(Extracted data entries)
%%

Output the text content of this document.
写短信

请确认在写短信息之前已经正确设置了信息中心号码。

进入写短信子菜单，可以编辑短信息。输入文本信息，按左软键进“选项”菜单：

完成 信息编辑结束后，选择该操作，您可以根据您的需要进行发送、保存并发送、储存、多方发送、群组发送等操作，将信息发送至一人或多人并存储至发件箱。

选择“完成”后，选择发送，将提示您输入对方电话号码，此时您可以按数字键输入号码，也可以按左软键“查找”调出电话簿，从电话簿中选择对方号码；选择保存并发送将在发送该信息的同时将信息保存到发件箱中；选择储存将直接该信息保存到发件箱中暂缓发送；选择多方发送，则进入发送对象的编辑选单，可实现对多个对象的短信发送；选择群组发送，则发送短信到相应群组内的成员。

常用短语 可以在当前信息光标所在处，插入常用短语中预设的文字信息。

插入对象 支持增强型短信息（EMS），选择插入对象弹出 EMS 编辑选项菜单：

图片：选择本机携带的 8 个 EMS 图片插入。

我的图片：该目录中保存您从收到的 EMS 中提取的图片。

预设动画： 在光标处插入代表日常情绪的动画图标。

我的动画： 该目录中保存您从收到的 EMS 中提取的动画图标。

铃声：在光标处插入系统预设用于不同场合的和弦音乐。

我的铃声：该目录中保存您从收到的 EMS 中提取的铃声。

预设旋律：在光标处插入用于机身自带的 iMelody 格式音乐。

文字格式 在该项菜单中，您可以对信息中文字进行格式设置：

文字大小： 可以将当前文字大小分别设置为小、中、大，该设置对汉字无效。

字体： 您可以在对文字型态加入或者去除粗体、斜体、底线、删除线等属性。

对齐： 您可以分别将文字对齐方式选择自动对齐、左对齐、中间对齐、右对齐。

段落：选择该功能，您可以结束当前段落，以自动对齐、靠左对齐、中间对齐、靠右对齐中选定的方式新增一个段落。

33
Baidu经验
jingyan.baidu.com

%%

**Problem to solve:** Pick out the lines that include the word "中间对齐" and write them out.

**Complete output:**
对齐： 您可以分别将文字对齐方式选择自动对齐、左对齐、中间对齐、右对齐。
段落：选择该功能，您可以结束当前段落，以自动对齐、靠左对齐、中间对齐、靠右对齐中选定的方式新增一个段落。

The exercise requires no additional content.